* Begin GIVEN DATA *

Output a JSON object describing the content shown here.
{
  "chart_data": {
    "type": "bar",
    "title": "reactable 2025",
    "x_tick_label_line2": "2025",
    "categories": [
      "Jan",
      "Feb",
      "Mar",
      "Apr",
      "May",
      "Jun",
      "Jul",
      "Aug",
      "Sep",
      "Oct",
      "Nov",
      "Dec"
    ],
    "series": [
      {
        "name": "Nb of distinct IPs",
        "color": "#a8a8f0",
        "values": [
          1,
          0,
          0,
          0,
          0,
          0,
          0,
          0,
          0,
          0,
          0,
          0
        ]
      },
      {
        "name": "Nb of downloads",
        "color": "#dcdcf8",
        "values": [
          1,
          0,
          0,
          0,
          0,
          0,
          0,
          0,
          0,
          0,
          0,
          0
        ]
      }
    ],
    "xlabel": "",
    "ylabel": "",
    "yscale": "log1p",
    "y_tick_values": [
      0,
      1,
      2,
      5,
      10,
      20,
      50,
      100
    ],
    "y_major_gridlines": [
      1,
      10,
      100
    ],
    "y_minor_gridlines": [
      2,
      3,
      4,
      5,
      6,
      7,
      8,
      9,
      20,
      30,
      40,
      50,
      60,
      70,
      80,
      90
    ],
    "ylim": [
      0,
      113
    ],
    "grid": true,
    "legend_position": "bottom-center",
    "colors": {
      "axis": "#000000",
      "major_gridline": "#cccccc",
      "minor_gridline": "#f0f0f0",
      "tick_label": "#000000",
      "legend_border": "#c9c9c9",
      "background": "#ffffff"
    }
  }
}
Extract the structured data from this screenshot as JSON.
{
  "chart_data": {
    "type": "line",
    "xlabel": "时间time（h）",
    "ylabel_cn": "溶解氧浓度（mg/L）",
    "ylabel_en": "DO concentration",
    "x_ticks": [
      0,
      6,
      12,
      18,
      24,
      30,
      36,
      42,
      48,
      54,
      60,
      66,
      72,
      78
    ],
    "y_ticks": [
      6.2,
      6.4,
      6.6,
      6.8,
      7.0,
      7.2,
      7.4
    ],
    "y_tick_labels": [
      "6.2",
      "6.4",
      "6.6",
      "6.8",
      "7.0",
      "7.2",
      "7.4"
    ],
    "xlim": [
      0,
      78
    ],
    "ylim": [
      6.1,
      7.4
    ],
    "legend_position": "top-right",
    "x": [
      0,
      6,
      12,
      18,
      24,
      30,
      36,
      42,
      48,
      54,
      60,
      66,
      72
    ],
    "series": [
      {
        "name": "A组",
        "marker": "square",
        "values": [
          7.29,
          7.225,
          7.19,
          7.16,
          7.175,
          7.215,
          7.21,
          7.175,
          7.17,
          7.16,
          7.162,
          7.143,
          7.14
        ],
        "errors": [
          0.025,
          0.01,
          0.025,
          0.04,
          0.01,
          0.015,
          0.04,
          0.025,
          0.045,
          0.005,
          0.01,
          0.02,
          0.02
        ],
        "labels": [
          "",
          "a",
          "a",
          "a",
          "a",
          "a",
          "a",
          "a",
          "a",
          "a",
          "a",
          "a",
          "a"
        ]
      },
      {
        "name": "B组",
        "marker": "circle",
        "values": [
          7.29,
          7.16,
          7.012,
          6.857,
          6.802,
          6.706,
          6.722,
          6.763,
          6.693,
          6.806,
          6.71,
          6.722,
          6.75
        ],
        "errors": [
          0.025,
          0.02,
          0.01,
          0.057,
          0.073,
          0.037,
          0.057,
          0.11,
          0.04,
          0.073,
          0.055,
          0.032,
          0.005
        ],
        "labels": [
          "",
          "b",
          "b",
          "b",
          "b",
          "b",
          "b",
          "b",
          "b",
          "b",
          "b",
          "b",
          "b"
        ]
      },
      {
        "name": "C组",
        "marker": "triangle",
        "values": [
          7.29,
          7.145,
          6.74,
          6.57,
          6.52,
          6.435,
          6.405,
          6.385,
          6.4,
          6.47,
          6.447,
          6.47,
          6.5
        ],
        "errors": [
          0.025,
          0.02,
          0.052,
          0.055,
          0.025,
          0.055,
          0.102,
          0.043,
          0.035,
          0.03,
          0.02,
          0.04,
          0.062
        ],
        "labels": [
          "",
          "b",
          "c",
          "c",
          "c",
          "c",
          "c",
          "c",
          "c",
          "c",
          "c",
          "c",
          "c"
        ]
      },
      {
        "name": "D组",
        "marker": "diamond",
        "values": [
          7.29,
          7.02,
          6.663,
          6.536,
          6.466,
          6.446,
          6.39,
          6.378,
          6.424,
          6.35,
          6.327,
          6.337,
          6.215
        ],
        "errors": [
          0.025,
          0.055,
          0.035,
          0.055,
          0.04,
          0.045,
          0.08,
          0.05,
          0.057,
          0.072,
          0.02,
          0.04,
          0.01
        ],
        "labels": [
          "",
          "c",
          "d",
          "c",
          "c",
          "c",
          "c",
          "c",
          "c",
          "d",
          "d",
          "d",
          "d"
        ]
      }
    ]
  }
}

* End GIVEN DATA *

WHAT IS NEEDED: Give the complete listing a second time, exactly as it reads.

FULL ANSWER:
Output a JSON object describing the content shown here.
{
  "chart_data": {
    "type": "bar",
    "title": "reactable 2025",
    "x_tick_label_line2": "2025",
    "categories": [
      "Jan",
      "Feb",
      "Mar",
      "Apr",
      "May",
      "Jun",
      "Jul",
      "Aug",
      "Sep",
      "Oct",
      "Nov",
      "Dec"
    ],
    "series": [
      {
        "name": "Nb of distinct IPs",
        "color": "#a8a8f0",
        "values": [
          1,
          0,
          0,
          0,
          0,
          0,
          0,
          0,
          0,
          0,
          0,
          0
        ]
      },
      {
        "name": "Nb of downloads",
        "color": "#dcdcf8",
        "values": [
          1,
          0,
          0,
          0,
          0,
          0,
          0,
          0,
          0,
          0,
          0,
          0
        ]
      }
    ],
    "xlabel": "",
    "ylabel": "",
    "yscale": "log1p",
    "y_tick_values": [
      0,
      1,
      2,
      5,
      10,
      20,
      50,
      100
    ],
    "y_major_gridlines": [
      1,
      10,
      100
    ],
    "y_minor_gridlines": [
      2,
      3,
      4,
      5,
      6,
      7,
      8,
      9,
      20,
      30,
      40,
      50,
      60,
      70,
      80,
      90
    ],
    "ylim": [
      0,
      113
    ],
    "grid": true,
    "legend_position": "bottom-center",
    "colors": {
      "axis": "#000000",
      "major_gridline": "#cccccc",
      "minor_gridline": "#f0f0f0",
      "tick_label": "#000000",
      "legend_border": "#c9c9c9",
      "background": "#ffffff"
    }
  }
}
Extract the structured data from this screenshot as JSON.
{
  "chart_data": {
    "type": "line",
    "xlabel": "时间time（h）",
    "ylabel_cn": "溶解氧浓度（mg/L）",
    "ylabel_en": "DO concentration",
    "x_ticks": [
      0,
      6,
      12,
      18,
      24,
      30,
      36,
      42,
      48,
      54,
      60,
      66,
      72,
      78
    ],
    "y_ticks": [
      6.2,
      6.4,
      6.6,
      6.8,
      7.0,
      7.2,
      7.4
    ],
    "y_tick_labels": [
      "6.2",
      "6.4",
      "6.6",
      "6.8",
      "7.0",
      "7.2",
      "7.4"
    ],
    "xlim": [
      0,
      78
    ],
    "ylim": [
      6.1,
      7.4
    ],
    "legend_position": "top-right",
    "x": [
      0,
      6,
      12,
      18,
      24,
      30,
      36,
      42,
      48,
      54,
      60,
      66,
      72
    ],
    "series": [
      {
        "name": "A组",
        "marker": "square",
        "values": [
          7.29,
          7.225,
          7.19,
          7.16,
          7.175,
          7.215,
          7.21,
          7.175,
          7.17,
          7.16,
          7.162,
          7.143,
          7.14
        ],
        "errors": [
          0.025,
          0.01,
          0.025,
          0.04,
          0.01,
          0.015,
          0.04,
          0.025,
          0.045,
          0.005,
          0.01,
          0.02,
          0.02
        ],
        "labels": [
          "",
          "a",
          "a",
          "a",
          "a",
          "a",
          "a",
          "a",
          "a",
          "a",
          "a",
          "a",
          "a"
        ]
      },
      {
        "name": "B组",
        "marker": "circle",
        "values": [
          7.29,
          7.16,
          7.012,
          6.857,
          6.802,
          6.706,
          6.722,
          6.763,
          6.693,
          6.806,
          6.71,
          6.722,
          6.75
        ],
        "errors": [
          0.025,
          0.02,
          0.01,
          0.057,
          0.073,
          0.037,
          0.057,
          0.11,
          0.04,
          0.073,
          0.055,
          0.032,
          0.005
        ],
        "labels": [
          "",
          "b",
          "b",
          "b",
          "b",
          "b",
          "b",
          "b",
          "b",
          "b",
          "b",
          "b",
          "b"
        ]
      },
      {
        "name": "C组",
        "marker": "triangle",
        "values": [
          7.29,
          7.145,
          6.74,
          6.57,
          6.52,
          6.435,
          6.405,
          6.385,
          6.4,
          6.47,
          6.447,
          6.47,
          6.5
        ],
        "errors": [
          0.025,
          0.02,
          0.052,
          0.055,
          0.025,
          0.055,
          0.102,
          0.043,
          0.035,
          0.03,
          0.02,
          0.04,
          0.062
        ],
        "labels": [
          "",
          "b",
          "c",
          "c",
          "c",
          "c",
          "c",
          "c",
          "c",
          "c",
          "c",
          "c",
          "c"
        ]
      },
      {
        "name": "D组",
        "marker": "diamond",
        "values": [
          7.29,
          7.02,
          6.663,
          6.536,
          6.466,
          6.446,
          6.39,
          6.378,
          6.424,
          6.35,
          6.327,
          6.337,
          6.215
        ],
        "errors": [
          0.025,
          0.055,
          0.035,
          0.055,
          0.04,
          0.045,
          0.08,
          0.05,
          0.057,
          0.072,
          0.02,
          0.04,
          0.01
        ],
        "labels": [
          "",
          "c",
          "d",
          "c",
          "c",
          "c",
          "c",
          "c",
          "c",
          "d",
          "d",
          "d",
          "d"
        ]
      }
    ]
  }
}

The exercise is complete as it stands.